◆ Record excerpts

_ _ _ _

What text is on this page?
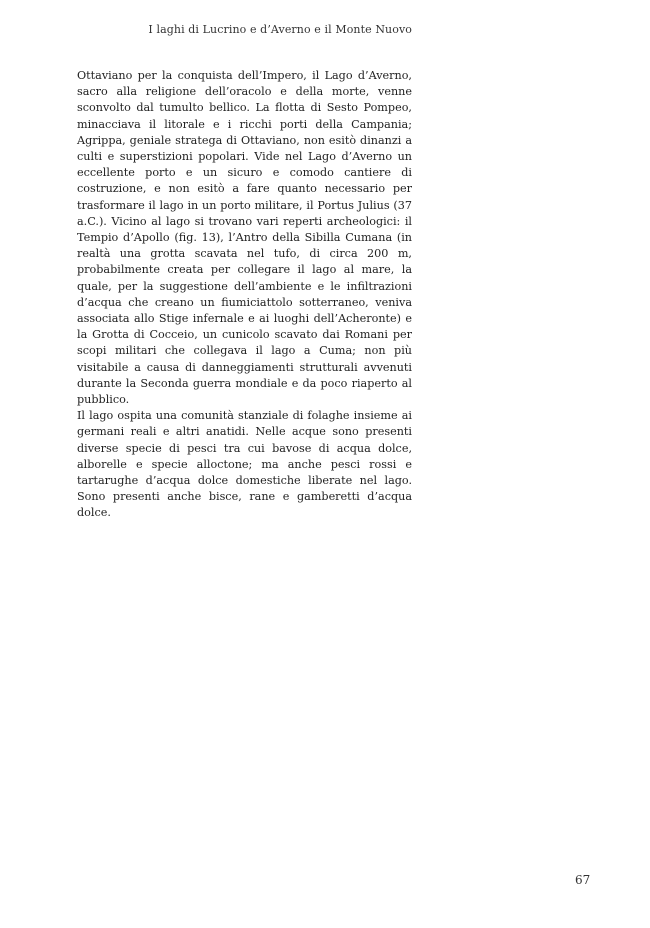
I laghi di Lucrino e d’Averno e il Monte Nuovo

Ottaviano per la conquista dell’Impero, il Lago d’Averno, sacro alla religione dell’oracolo e della morte, venne sconvolto dal tumulto bellico. La flotta di Sesto Pompeo, minacciava il litorale e i ricchi porti della Campania; Agrippa, geniale stratega di Ottaviano, non esitò dinanzi a culti e superstizioni popolari. Vide nel Lago d’Averno un eccellente porto e un sicuro e comodo cantiere di costruzione, e non esitò a fare quanto necessario per trasformare il lago in un porto militare, il Portus Julius (37 a.C.). Vicino al lago si trovano vari reperti archeologici: il Tempio d’Apollo (fig. 13), l’Antro della Sibilla Cumana (in realtà una grotta scavata nel tufo, di circa 200 m, probabilmente creata per collegare il lago al mare, la quale, per la suggestione dell’ambiente e le infiltrazioni d’acqua che creano un fiumiciattolo sotterraneo, veniva associata allo Stige infernale e ai luoghi dell’Acheronte) e la Grotta di Cocceio, un cunicolo scavato dai Romani per scopi militari che collegava il lago a Cuma; non più visitabile a causa di danneggiamenti strutturali avvenuti durante la Seconda guerra mondiale e da poco riaperto al pubblico.

Il lago ospita una comunità stanziale di folaghe insieme ai germani reali e altri anatidi. Nelle acque sono presenti diverse specie di pesci tra cui bavose di acqua dolce, alborelle e specie alloctone; ma anche pesci rossi e tartarughe d’acqua dolce domestiche liberate nel lago. Sono presenti anche bisce, rane e gamberetti d’acqua dolce.

67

_ _ _ _

◆ Short problem
Gather each line of the records holding the string "acqua".

◆ Result of the task
Ottaviano per la conquista dell’Impero, il Lago d’Averno, sacro alla religione dell’oracolo e della morte, venne sconvolto dal tumulto bellico. La flotta di Sesto Pompeo, minacciava il litorale e i ricchi porti della Campania; Agrippa, geniale stratega di Ottaviano, non esitò dinanzi a culti e superstizioni popolari. Vide nel Lago d’Averno un eccellente porto e un sicuro e comodo cantiere di costruzione, e non esitò a fare quanto necessario per trasformare il lago in un porto militare, il Portus Julius (37 a.C.). Vicino al lago si trovano vari reperti archeologici: il Tempio d’Apollo (fig. 13), l’Antro della Sibilla Cumana (in realtà una grotta scavata nel tufo, di circa 200 m, probabilmente creata per collegare il lago al mare, la quale, per la suggestione dell’ambiente e le infiltrazioni d’acqua che creano un fiumiciattolo sotterraneo, veniva associata allo Stige infernale e ai luoghi dell’Acheronte) e la Grotta di Cocceio, un cunicolo scavato dai Romani per scopi militari che collegava il lago a Cuma; non più visitabile a causa di danneggiamenti strutturali avvenuti durante la Seconda guerra mondiale e da poco riaperto al pubblico.
Il lago ospita una comunità stanziale di folaghe insieme ai germani reali e altri anatidi. Nelle acque sono presenti diverse specie di pesci tra cui bavose di acqua dolce, alborelle e specie alloctone; ma anche pesci rossi e tartarughe d’acqua dolce domestiche liberate nel lago. Sono presenti anche bisce, rane e gamberetti d’acqua dolce.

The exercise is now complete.